Records shown:
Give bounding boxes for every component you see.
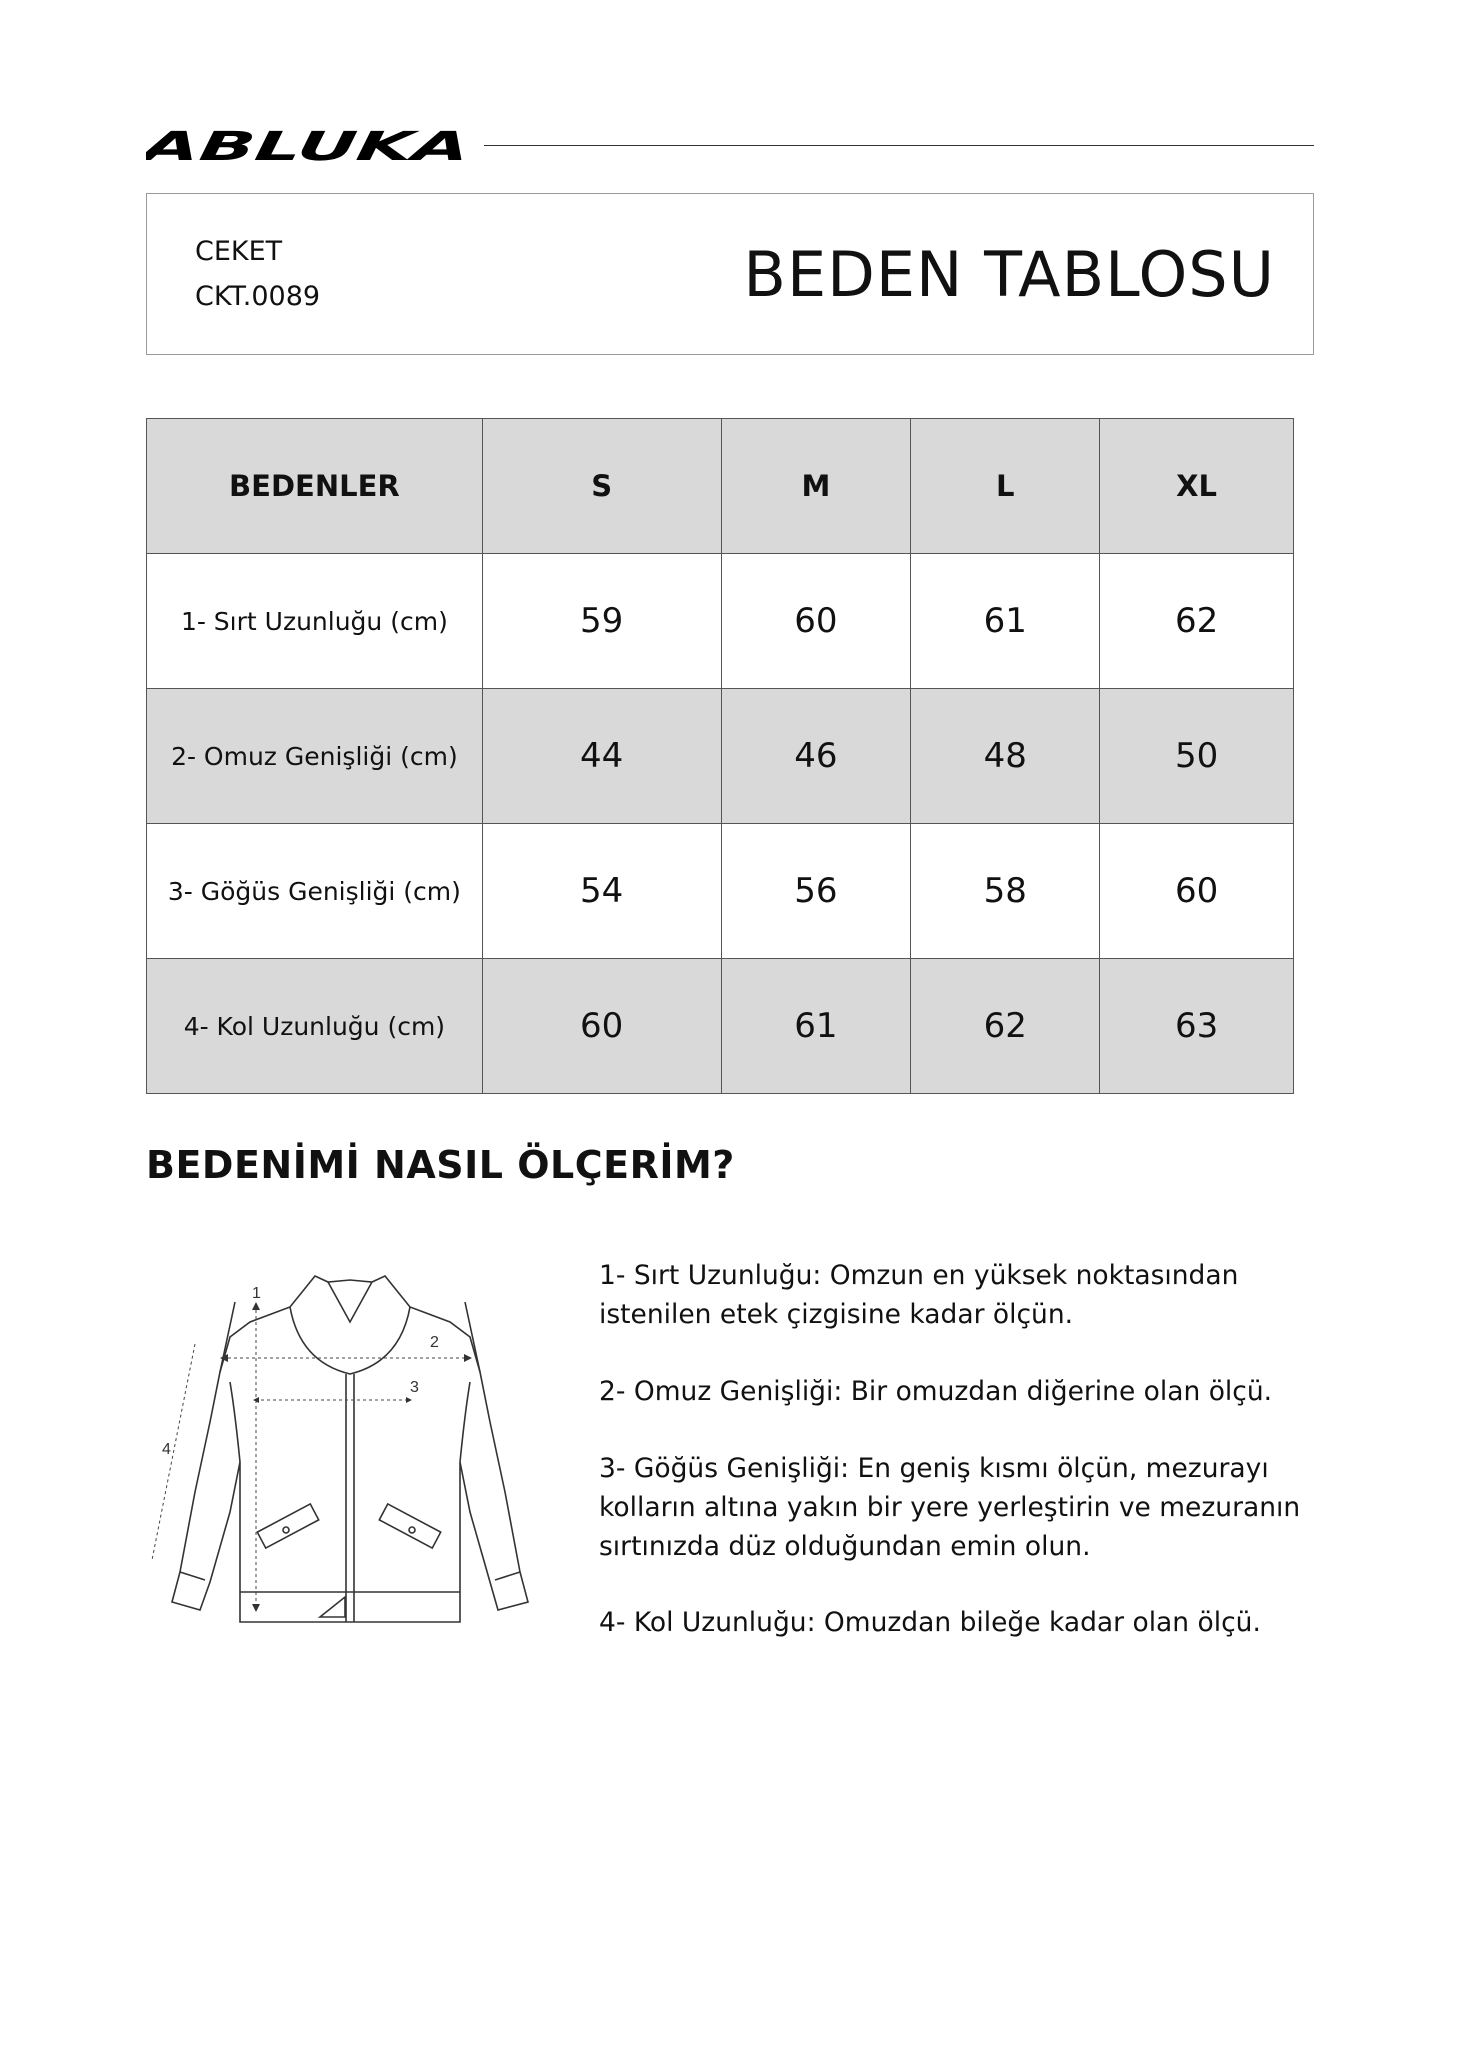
page-title: BEDEN TABLOSU: [743, 238, 1275, 311]
table-cell: 56: [720, 823, 912, 959]
table-cell: 60: [1099, 823, 1294, 959]
instruction-line: sırtınızda düz olduğundan emin olun.: [599, 1531, 1091, 1562]
table-header-row: BEDENLER S M L XL: [146, 418, 1294, 554]
measure-arrowheads: [220, 1302, 472, 1612]
table-cell: 59: [481, 553, 722, 689]
column-header: XL: [1099, 418, 1294, 554]
table-row: 4- Kol Uzunluğu (cm) 60 61 62 63: [146, 958, 1294, 1094]
header-rule: [484, 145, 1314, 146]
table-cell: 46: [720, 688, 912, 824]
table-cell: 58: [910, 823, 1101, 959]
jacket-outline: [171, 1275, 529, 1623]
table-row: 2- Omuz Genişliği (cm) 44 46 48 50: [146, 688, 1294, 824]
svg-text:ABLUKA: ABLUKA: [146, 128, 473, 164]
instruction-line: 2- Omuz Genişliği: Bir omuzdan diğerine …: [599, 1376, 1273, 1407]
column-header: M: [720, 418, 912, 554]
size-table: BEDENLER S M L XL 1- Sırt Uzunluğu (cm) …: [146, 418, 1294, 1094]
table-cell: 50: [1099, 688, 1294, 824]
table-row: 1- Sırt Uzunluğu (cm) 59 60 61 62: [146, 553, 1294, 689]
row-label: 4- Kol Uzunluğu (cm): [146, 958, 483, 1094]
instruction-line: 3- Göğüs Genişliği: En geniş kısmı ölçün…: [599, 1453, 1269, 1484]
table-cell: 62: [1099, 553, 1294, 689]
table-cell: 63: [1099, 958, 1294, 1094]
table-cell: 61: [720, 958, 912, 1094]
table-cell: 48: [910, 688, 1101, 824]
diagram-label-3: 3: [410, 1379, 419, 1396]
diagram-label-4: 4: [162, 1441, 171, 1458]
instruction-back-length: 1- Sırt Uzunluğu: Omzun en yüksek noktas…: [599, 1256, 1419, 1334]
instruction-line: 1- Sırt Uzunluğu: Omzun en yüksek noktas…: [599, 1260, 1239, 1291]
jacket-measurement-diagram: 1 2 3 4: [151, 1275, 529, 1623]
column-header: S: [481, 418, 722, 554]
table-cell: 60: [481, 958, 722, 1094]
row-label: 3- Göğüs Genişliği (cm): [146, 823, 483, 959]
instruction-line: kolların altına yakın bir yere yerleştir…: [599, 1492, 1301, 1523]
column-header: BEDENLER: [146, 418, 483, 554]
header-box: CEKET CKT.0089 BEDEN TABLOSU: [146, 193, 1314, 355]
instruction-line: istenilen etek çizgisine kadar ölçün.: [599, 1299, 1074, 1330]
table-cell: 62: [910, 958, 1101, 1094]
measure-lines: [151, 1304, 470, 1607]
instruction-chest-width: 3- Göğüs Genişliği: En geniş kısmı ölçün…: [599, 1449, 1419, 1566]
diagram-label-1: 1: [252, 1285, 261, 1302]
abluka-logo: ABLUKA: [146, 128, 473, 164]
table-cell: 60: [720, 553, 912, 689]
table-row: 3- Göğüs Genişliği (cm) 54 56 58 60: [146, 823, 1294, 959]
instruction-shoulder-width: 2- Omuz Genişliği: Bir omuzdan diğerine …: [599, 1372, 1419, 1411]
how-to-measure-heading: BEDENİMİ NASIL ÖLÇERİM?: [146, 1143, 735, 1187]
product-category: CEKET: [195, 236, 283, 267]
row-label: 1- Sırt Uzunluğu (cm): [146, 553, 483, 689]
column-header: L: [910, 418, 1101, 554]
row-label: 2- Omuz Genişliği (cm): [146, 688, 483, 824]
instruction-line: 4- Kol Uzunluğu: Omuzdan bileğe kadar ol…: [599, 1607, 1261, 1638]
product-code: CKT.0089: [195, 281, 321, 312]
diagram-label-2: 2: [430, 1334, 439, 1351]
table-cell: 61: [910, 553, 1101, 689]
table-cell: 54: [481, 823, 722, 959]
instruction-sleeve-length: 4- Kol Uzunluğu: Omuzdan bileğe kadar ol…: [599, 1603, 1419, 1642]
table-cell: 44: [481, 688, 722, 824]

Goal:
In the listing, rename "instruction-line" to "text-line" in the lines running from the one with "page-title: BEDEN TABLOSU: [743, 238, 1275, 311]" through the one with "diagram-label-1: 1: [252, 1285, 261, 1302]", and give only those lines back with everything else left as it is.

Solved problem:
page-title: BEDEN TABLOSU: [743, 238, 1275, 311]
table-cell: 56: [720, 823, 912, 959]
table-cell: 60: [1099, 823, 1294, 959]
text-line: sırtınızda düz olduğundan emin olun.: [599, 1531, 1091, 1562]
table-header-row: BEDENLER S M L XL: [146, 418, 1294, 554]
measure-arrowheads: [220, 1302, 472, 1612]
table-cell: 59: [481, 553, 722, 689]
column-header: XL: [1099, 418, 1294, 554]
table-row: 4- Kol Uzunluğu (cm) 60 61 62 63: [146, 958, 1294, 1094]
header-rule: [484, 145, 1314, 146]
table-cell: 46: [720, 688, 912, 824]
table-cell: 58: [910, 823, 1101, 959]
jacket-outline: [171, 1275, 529, 1623]
table-row: 2- Omuz Genişliği (cm) 44 46 48 50: [146, 688, 1294, 824]
svg-text:ABLUKA: ABLUKA: [146, 128, 473, 164]
text-line: 2- Omuz Genişliği: Bir omuzdan diğerine …: [599, 1376, 1273, 1407]
column-header: M: [720, 418, 912, 554]
size-table: BEDENLER S M L XL 1- Sırt Uzunluğu (cm) …: [146, 418, 1294, 1094]
table-cell: 50: [1099, 688, 1294, 824]
table-row: 1- Sırt Uzunluğu (cm) 59 60 61 62: [146, 553, 1294, 689]
row-label: 4- Kol Uzunluğu (cm): [146, 958, 483, 1094]
text-line: 3- Göğüs Genişliği: En geniş kısmı ölçün…: [599, 1453, 1269, 1484]
table-cell: 62: [1099, 553, 1294, 689]
table-cell: 63: [1099, 958, 1294, 1094]
table-cell: 61: [720, 958, 912, 1094]
table-cell: 48: [910, 688, 1101, 824]
diagram-label-3: 3: [410, 1379, 419, 1396]
diagram-label-4: 4: [162, 1441, 171, 1458]
instruction-back-length: 1- Sırt Uzunluğu: Omzun en yüksek noktas…: [599, 1256, 1419, 1334]
text-line: 1- Sırt Uzunluğu: Omzun en yüksek noktas…: [599, 1260, 1239, 1291]
jacket-measurement-diagram: 1 2 3 4: [151, 1275, 529, 1623]
column-header: S: [481, 418, 722, 554]
table-cell: 60: [481, 958, 722, 1094]
row-label: 3- Göğüs Genişliği (cm): [146, 823, 483, 959]
text-line: kolların altına yakın bir yere yerleştir…: [599, 1492, 1301, 1523]
column-header: BEDENLER: [146, 418, 483, 554]
header-box: CEKET CKT.0089 BEDEN TABLOSU: [146, 193, 1314, 355]
text-line: istenilen etek çizgisine kadar ölçün.: [599, 1299, 1074, 1330]
table-cell: 62: [910, 958, 1101, 1094]
measure-lines: [151, 1304, 470, 1607]
instruction-chest-width: 3- Göğüs Genişliği: En geniş kısmı ölçün…: [599, 1449, 1419, 1566]
diagram-label-1: 1: [252, 1285, 261, 1302]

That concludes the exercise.